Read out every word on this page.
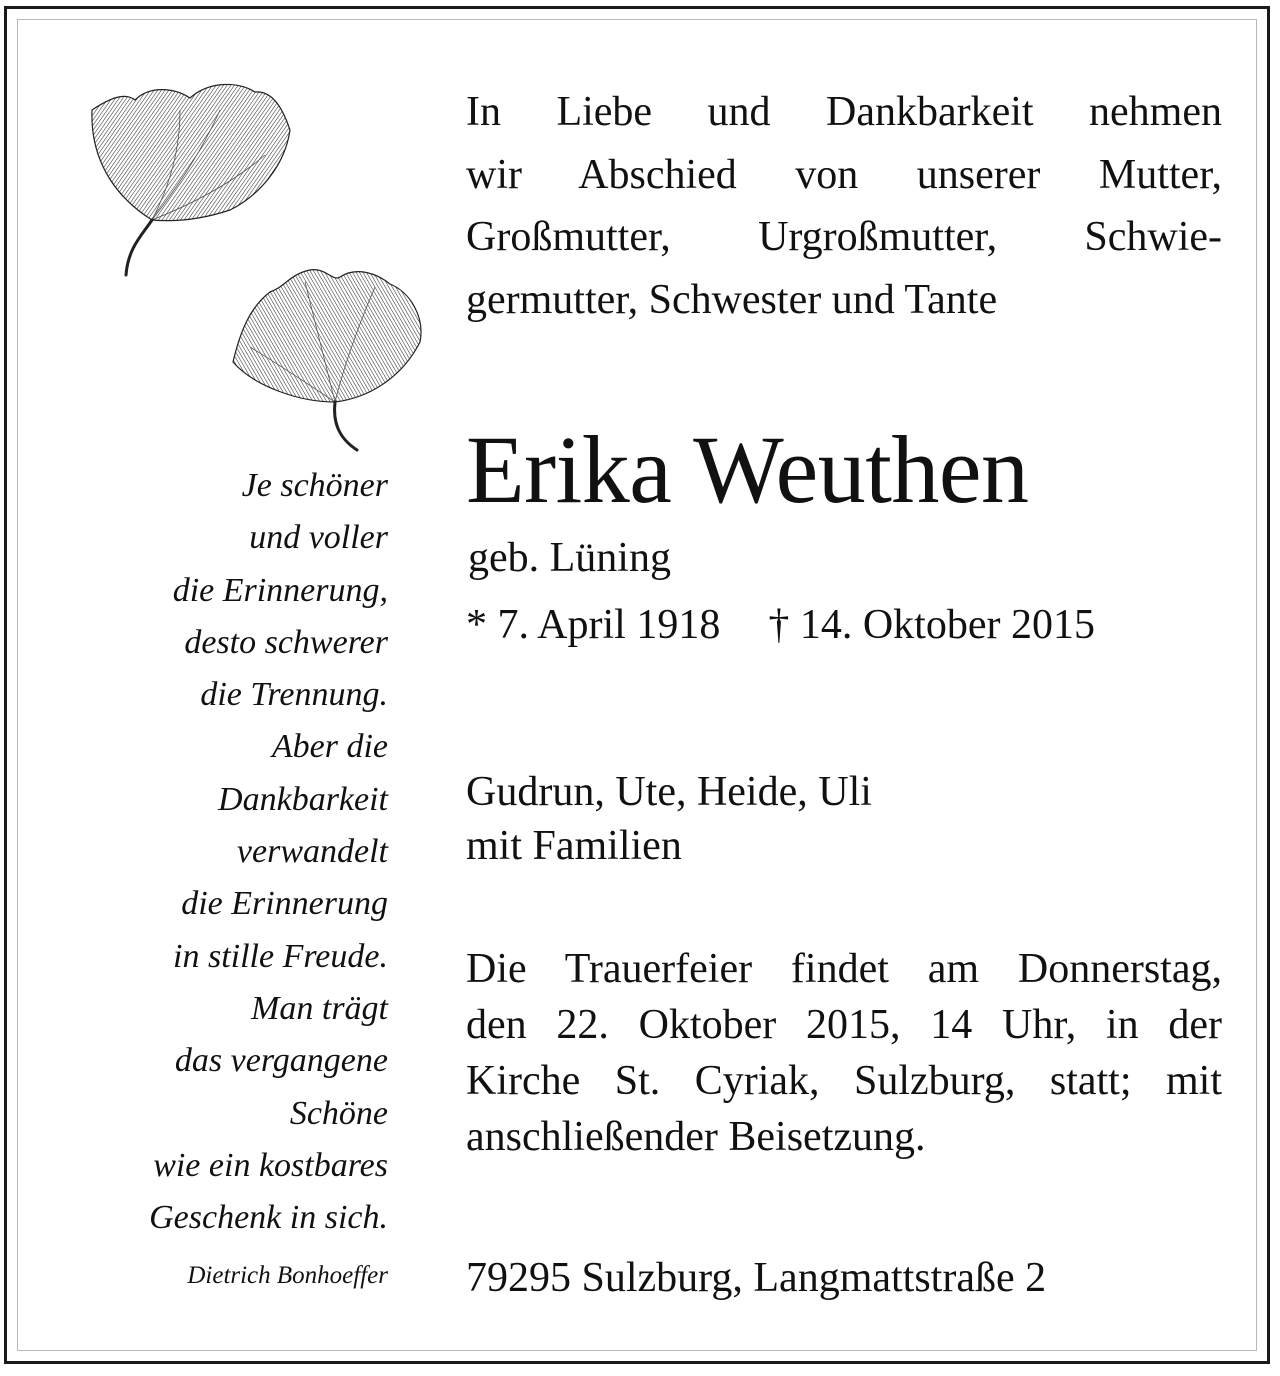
Je schöner
und voller
die Erinnerung,
desto schwerer
die Trennung.
Aber die
Dankbarkeit
verwandelt
die Erinnerung
in stille Freude.
Man trägt
das vergangene
Schöne
wie ein kostbares
Geschenk in sich.
Dietrich Bonhoeffer
In Liebe und Dankbarkeit nehmen
wir Abschied von unserer Mutter,
Großmutter, Urgroßmutter, Schwie-
germutter, Schwester und Tante
Erika Weuthen
geb. Lüning
* 7. April 1918 † 14. Oktober 2015
Gudrun, Ute, Heide, Uli
mit Familien
Die Trauerfeier findet am Donnerstag,
den 22. Oktober 2015, 14 Uhr, in der
Kirche St. Cyriak, Sulzburg, statt; mit
anschließender Beisetzung.
79295 Sulzburg, Langmattstraße 2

※

Print out the whole of the material word for word, without pictures.

= RESPONSE TO THIS EXERCISE =
Read out every word on this page.
Je schöner
und voller
die Erinnerung,
desto schwerer
die Trennung.
Aber die
Dankbarkeit
verwandelt
die Erinnerung
in stille Freude.
Man trägt
das vergangene
Schöne
wie ein kostbares
Geschenk in sich.
Dietrich Bonhoeffer
In Liebe und Dankbarkeit nehmen
wir Abschied von unserer Mutter,
Großmutter, Urgroßmutter, Schwie-
germutter, Schwester und Tante
Erika Weuthen
geb. Lüning
* 7. April 1918 † 14. Oktober 2015
Gudrun, Ute, Heide, Uli
mit Familien
Die Trauerfeier findet am Donnerstag,
den 22. Oktober 2015, 14 Uhr, in der
Kirche St. Cyriak, Sulzburg, statt; mit
anschließender Beisetzung.
79295 Sulzburg, Langmattstraße 2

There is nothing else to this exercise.